* **Directive**: Which lines run from the one containing "Output the text content of this document." to the end of the entries? Quote them exactly, and nothing else.

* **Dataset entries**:
========

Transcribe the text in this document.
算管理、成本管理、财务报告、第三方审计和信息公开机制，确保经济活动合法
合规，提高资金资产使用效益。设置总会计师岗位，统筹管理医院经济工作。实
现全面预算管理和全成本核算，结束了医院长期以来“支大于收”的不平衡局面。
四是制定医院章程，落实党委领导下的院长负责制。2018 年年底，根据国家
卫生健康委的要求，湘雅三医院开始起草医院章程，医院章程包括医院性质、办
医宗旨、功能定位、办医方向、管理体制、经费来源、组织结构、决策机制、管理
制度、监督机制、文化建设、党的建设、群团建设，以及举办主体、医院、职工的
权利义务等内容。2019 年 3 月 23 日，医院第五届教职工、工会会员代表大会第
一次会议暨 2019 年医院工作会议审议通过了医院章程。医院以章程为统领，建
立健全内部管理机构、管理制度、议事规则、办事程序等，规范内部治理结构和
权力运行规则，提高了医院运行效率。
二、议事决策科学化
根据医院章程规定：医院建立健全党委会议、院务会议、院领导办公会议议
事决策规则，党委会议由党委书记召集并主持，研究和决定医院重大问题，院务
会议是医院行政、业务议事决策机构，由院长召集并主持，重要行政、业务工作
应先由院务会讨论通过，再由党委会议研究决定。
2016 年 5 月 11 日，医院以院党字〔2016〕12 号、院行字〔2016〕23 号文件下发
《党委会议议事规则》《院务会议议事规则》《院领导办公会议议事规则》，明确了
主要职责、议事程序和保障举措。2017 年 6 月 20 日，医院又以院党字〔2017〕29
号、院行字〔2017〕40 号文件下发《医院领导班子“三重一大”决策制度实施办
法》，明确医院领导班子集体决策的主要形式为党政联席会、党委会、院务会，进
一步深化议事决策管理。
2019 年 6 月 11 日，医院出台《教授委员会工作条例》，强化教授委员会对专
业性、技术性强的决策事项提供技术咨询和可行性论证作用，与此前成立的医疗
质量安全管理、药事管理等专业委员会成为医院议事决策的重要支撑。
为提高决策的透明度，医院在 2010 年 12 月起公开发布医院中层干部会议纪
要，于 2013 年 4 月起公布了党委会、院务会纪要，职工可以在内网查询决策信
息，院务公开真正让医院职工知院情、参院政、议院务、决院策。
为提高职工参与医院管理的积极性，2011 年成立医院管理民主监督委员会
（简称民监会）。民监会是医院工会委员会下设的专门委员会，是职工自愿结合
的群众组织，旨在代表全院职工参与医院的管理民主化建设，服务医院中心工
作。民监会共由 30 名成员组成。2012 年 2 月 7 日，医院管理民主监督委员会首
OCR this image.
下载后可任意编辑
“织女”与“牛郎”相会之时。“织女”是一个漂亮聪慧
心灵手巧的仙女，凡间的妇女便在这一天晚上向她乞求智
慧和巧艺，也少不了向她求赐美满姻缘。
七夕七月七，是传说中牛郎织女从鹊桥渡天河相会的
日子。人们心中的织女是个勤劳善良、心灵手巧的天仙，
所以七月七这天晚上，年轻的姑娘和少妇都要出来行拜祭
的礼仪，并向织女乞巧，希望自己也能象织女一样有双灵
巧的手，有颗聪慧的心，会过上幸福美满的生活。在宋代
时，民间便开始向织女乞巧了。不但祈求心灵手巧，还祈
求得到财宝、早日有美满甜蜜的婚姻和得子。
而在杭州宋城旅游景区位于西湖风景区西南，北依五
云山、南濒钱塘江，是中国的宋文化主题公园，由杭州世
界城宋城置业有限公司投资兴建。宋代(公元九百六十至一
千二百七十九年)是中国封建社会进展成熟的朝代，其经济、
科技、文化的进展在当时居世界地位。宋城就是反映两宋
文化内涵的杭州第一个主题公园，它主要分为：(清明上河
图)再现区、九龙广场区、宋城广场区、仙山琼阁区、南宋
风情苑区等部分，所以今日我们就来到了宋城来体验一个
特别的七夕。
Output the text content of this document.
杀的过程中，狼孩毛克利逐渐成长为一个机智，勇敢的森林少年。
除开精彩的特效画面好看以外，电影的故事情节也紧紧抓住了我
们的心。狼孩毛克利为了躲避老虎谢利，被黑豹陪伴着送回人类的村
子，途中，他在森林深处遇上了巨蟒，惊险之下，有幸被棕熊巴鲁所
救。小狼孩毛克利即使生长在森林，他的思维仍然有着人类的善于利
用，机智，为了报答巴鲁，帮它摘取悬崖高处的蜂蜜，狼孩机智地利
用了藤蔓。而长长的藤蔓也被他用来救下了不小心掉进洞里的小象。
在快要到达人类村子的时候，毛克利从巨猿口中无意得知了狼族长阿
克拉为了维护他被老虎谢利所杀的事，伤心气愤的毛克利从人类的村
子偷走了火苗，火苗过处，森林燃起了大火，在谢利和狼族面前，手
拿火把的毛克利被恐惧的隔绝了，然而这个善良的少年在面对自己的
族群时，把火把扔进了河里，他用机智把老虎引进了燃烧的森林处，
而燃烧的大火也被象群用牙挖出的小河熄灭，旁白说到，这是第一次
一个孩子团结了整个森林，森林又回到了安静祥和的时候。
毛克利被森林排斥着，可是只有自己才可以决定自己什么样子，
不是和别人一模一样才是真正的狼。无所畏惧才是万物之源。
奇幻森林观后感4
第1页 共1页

========

* **Full answer**:
Output the text content of this document.
杀的过程中，狼孩毛克利逐渐成长为一个机智，勇敢的森林少年。
除开精彩的特效画面好看以外，电影的故事情节也紧紧抓住了我
们的心。狼孩毛克利为了躲避老虎谢利，被黑豹陪伴着送回人类的村
子，途中，他在森林深处遇上了巨蟒，惊险之下，有幸被棕熊巴鲁所
救。小狼孩毛克利即使生长在森林，他的思维仍然有着人类的善于利
用，机智，为了报答巴鲁，帮它摘取悬崖高处的蜂蜜，狼孩机智地利
用了藤蔓。而长长的藤蔓也被他用来救下了不小心掉进洞里的小象。
在快要到达人类村子的时候，毛克利从巨猿口中无意得知了狼族长阿
克拉为了维护他被老虎谢利所杀的事，伤心气愤的毛克利从人类的村
子偷走了火苗，火苗过处，森林燃起了大火，在谢利和狼族面前，手
拿火把的毛克利被恐惧的隔绝了，然而这个善良的少年在面对自己的
族群时，把火把扔进了河里，他用机智把老虎引进了燃烧的森林处，
而燃烧的大火也被象群用牙挖出的小河熄灭，旁白说到，这是第一次
一个孩子团结了整个森林，森林又回到了安静祥和的时候。
毛克利被森林排斥着，可是只有自己才可以决定自己什么样子，
不是和别人一模一样才是真正的狼。无所畏惧才是万物之源。
奇幻森林观后感4
第1页 共1页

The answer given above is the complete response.